# Dataset rows:
--- begin ---
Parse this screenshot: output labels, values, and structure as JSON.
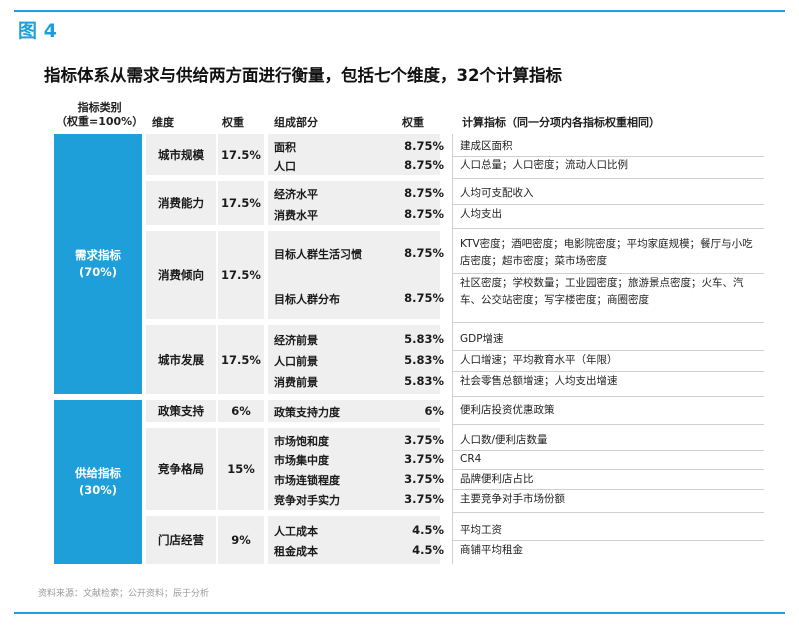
{
  "figure_label": "图 4",
  "headline": "指标体系从需求与供给两方面进行衡量，包括七个维度，32个计算指标",
  "headers": {
    "category_line1": "指标类别",
    "category_line2": "（权重=100%）",
    "dimension": "维度",
    "weight": "权重",
    "component": "组成部分",
    "component_weight": "权重",
    "calc": "计算指标（同一分项内各指标权重相同）"
  },
  "categories": [
    {
      "name": "需求指标",
      "weight": "(70%)"
    },
    {
      "name": "供给指标",
      "weight": "(30%)"
    }
  ],
  "dimensions": [
    {
      "name": "城市规模",
      "weight": "17.5%",
      "components": [
        {
          "name": "面积",
          "weight": "8.75%",
          "calc": "建成区面积"
        },
        {
          "name": "人口",
          "weight": "8.75%",
          "calc": "人口总量；人口密度；流动人口比例"
        }
      ]
    },
    {
      "name": "消费能力",
      "weight": "17.5%",
      "components": [
        {
          "name": "经济水平",
          "weight": "8.75%",
          "calc": "人均可支配收入"
        },
        {
          "name": "消费水平",
          "weight": "8.75%",
          "calc": "人均支出"
        }
      ]
    },
    {
      "name": "消费倾向",
      "weight": "17.5%",
      "components": [
        {
          "name": "目标人群生活习惯",
          "weight": "8.75%",
          "calc": "KTV密度；酒吧密度；电影院密度；平均家庭规模；餐厅与小吃店密度；超市密度；菜市场密度"
        },
        {
          "name": "目标人群分布",
          "weight": "8.75%",
          "calc": "社区密度；学校数量；工业园密度；旅游景点密度；火车、汽车、公交站密度；写字楼密度；商圈密度"
        }
      ]
    },
    {
      "name": "城市发展",
      "weight": "17.5%",
      "components": [
        {
          "name": "经济前景",
          "weight": "5.83%",
          "calc": "GDP增速"
        },
        {
          "name": "人口前景",
          "weight": "5.83%",
          "calc": "人口增速；平均教育水平（年限）"
        },
        {
          "name": "消费前景",
          "weight": "5.83%",
          "calc": "社会零售总额增速；人均支出增速"
        }
      ]
    },
    {
      "name": "政策支持",
      "weight": "6%",
      "components": [
        {
          "name": "政策支持力度",
          "weight": "6%",
          "calc": "便利店投资优惠政策"
        }
      ]
    },
    {
      "name": "竞争格局",
      "weight": "15%",
      "components": [
        {
          "name": "市场饱和度",
          "weight": "3.75%",
          "calc": "人口数/便利店数量"
        },
        {
          "name": "市场集中度",
          "weight": "3.75%",
          "calc": "CR4"
        },
        {
          "name": "市场连锁程度",
          "weight": "3.75%",
          "calc": "品牌便利店占比"
        },
        {
          "name": "竞争对手实力",
          "weight": "3.75%",
          "calc": "主要竞争对手市场份额"
        }
      ]
    },
    {
      "name": "门店经营",
      "weight": "9%",
      "components": [
        {
          "name": "人工成本",
          "weight": "4.5%",
          "calc": "平均工资"
        },
        {
          "name": "租金成本",
          "weight": "4.5%",
          "calc": "商铺平均租金"
        }
      ]
    }
  ],
  "source": "资料来源：文献检索；公开资料；辰于分析",
  "colors": {
    "accent": "#1f9fd9",
    "band": "#efefef"
  }
}
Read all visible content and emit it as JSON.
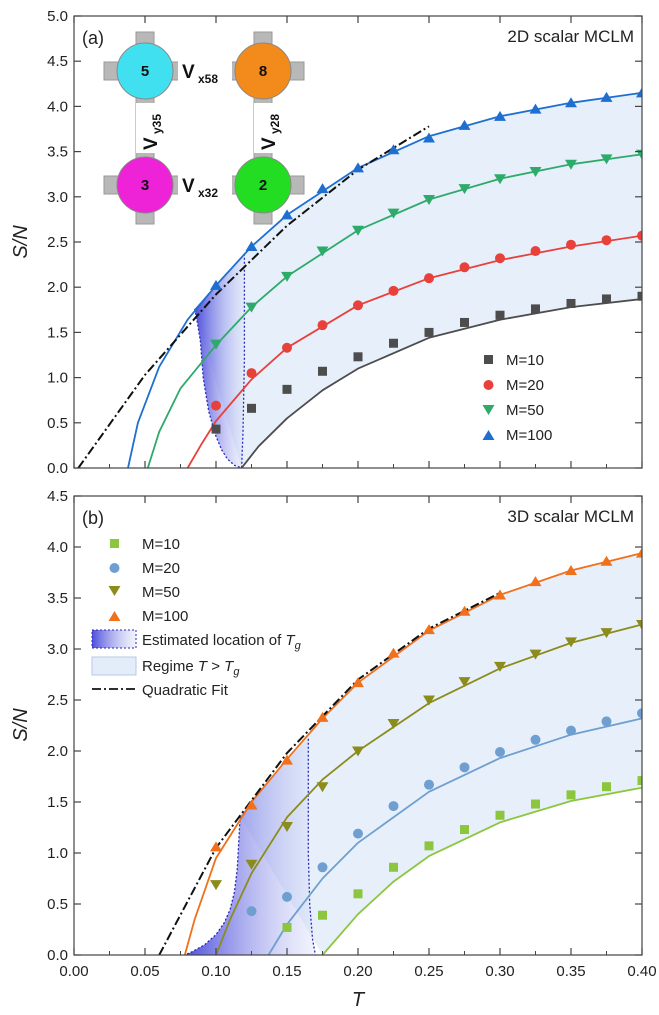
--- end ---
Search the data above for the string "JSON" and copy each line that has it.

# Response to this task:
Parse this screenshot: output labels, values, and structure as JSON.
Read all visible content and emit it as JSON.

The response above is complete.